------ Listed entries

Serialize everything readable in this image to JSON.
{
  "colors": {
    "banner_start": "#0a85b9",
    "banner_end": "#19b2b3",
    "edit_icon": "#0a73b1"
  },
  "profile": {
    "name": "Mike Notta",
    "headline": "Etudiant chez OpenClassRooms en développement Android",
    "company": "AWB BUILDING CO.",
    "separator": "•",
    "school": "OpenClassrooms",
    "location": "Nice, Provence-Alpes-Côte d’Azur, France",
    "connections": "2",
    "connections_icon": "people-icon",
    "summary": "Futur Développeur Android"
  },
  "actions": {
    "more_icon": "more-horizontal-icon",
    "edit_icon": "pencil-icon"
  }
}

------------

• Exercise directions
Give back each line above precisely as it stands.

• Exercise output
Serialize everything readable in this image to JSON.
{
  "colors": {
    "banner_start": "#0a85b9",
    "banner_end": "#19b2b3",
    "edit_icon": "#0a73b1"
  },
  "profile": {
    "name": "Mike Notta",
    "headline": "Etudiant chez OpenClassRooms en développement Android",
    "company": "AWB BUILDING CO.",
    "separator": "•",
    "school": "OpenClassrooms",
    "location": "Nice, Provence-Alpes-Côte d’Azur, France",
    "connections": "2",
    "connections_icon": "people-icon",
    "summary": "Futur Développeur Android"
  },
  "actions": {
    "more_icon": "more-horizontal-icon",
    "edit_icon": "pencil-icon"
  }
}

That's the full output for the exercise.